* begin *
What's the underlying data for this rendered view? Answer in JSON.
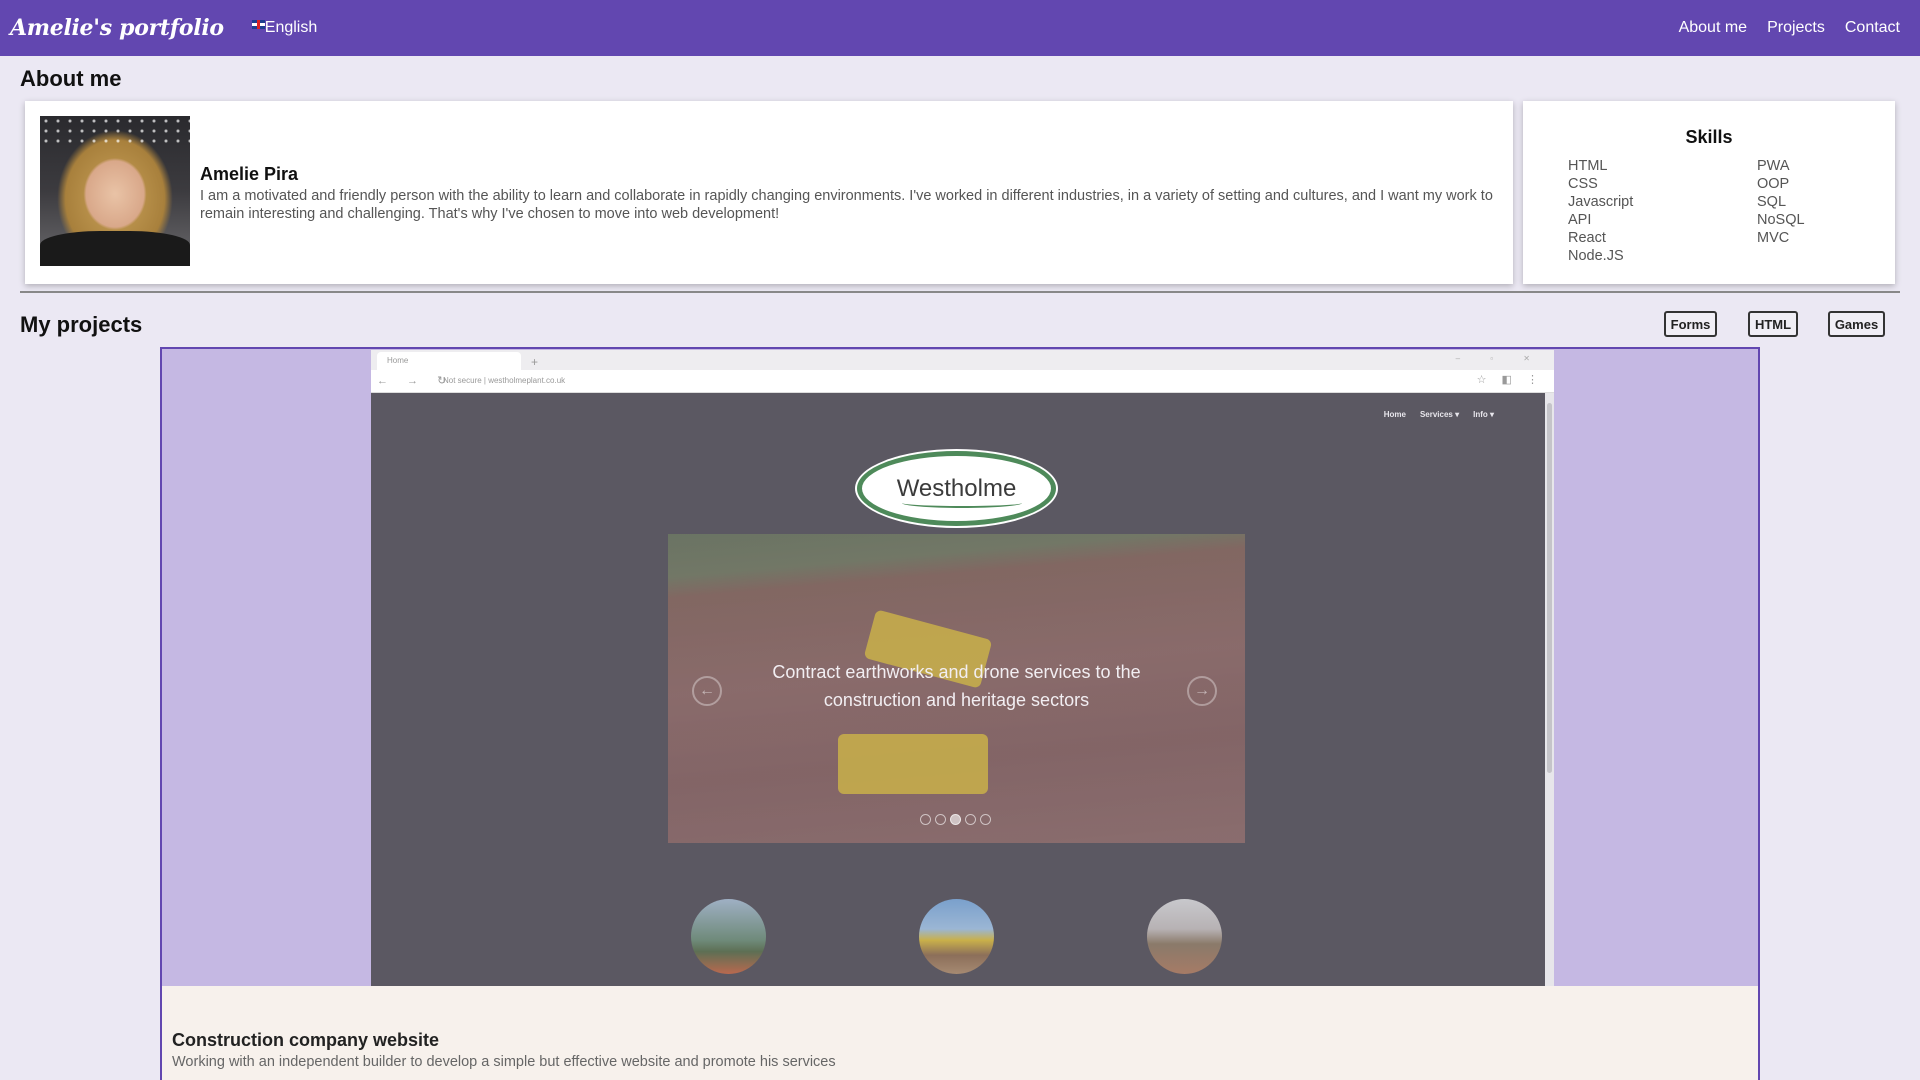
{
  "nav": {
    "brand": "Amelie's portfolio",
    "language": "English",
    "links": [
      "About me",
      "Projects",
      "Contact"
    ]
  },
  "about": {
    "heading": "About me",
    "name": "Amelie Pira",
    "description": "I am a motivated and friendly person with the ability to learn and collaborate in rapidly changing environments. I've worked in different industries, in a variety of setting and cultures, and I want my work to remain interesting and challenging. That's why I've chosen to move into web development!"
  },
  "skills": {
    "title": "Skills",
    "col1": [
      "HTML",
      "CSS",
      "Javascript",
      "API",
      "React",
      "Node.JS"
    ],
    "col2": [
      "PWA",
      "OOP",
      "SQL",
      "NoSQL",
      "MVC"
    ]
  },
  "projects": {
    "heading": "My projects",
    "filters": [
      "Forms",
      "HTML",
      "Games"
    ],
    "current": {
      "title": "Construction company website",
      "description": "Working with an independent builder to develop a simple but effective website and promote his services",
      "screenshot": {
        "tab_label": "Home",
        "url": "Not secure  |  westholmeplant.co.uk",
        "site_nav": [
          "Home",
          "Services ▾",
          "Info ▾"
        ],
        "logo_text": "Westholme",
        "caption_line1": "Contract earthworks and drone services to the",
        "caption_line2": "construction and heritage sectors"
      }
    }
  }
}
* end *
### [The exercise]
Identify each line in the entries with the word "title" and copy it.

### [Final result]
    "title": "Skills",
      "title": "Construction company website",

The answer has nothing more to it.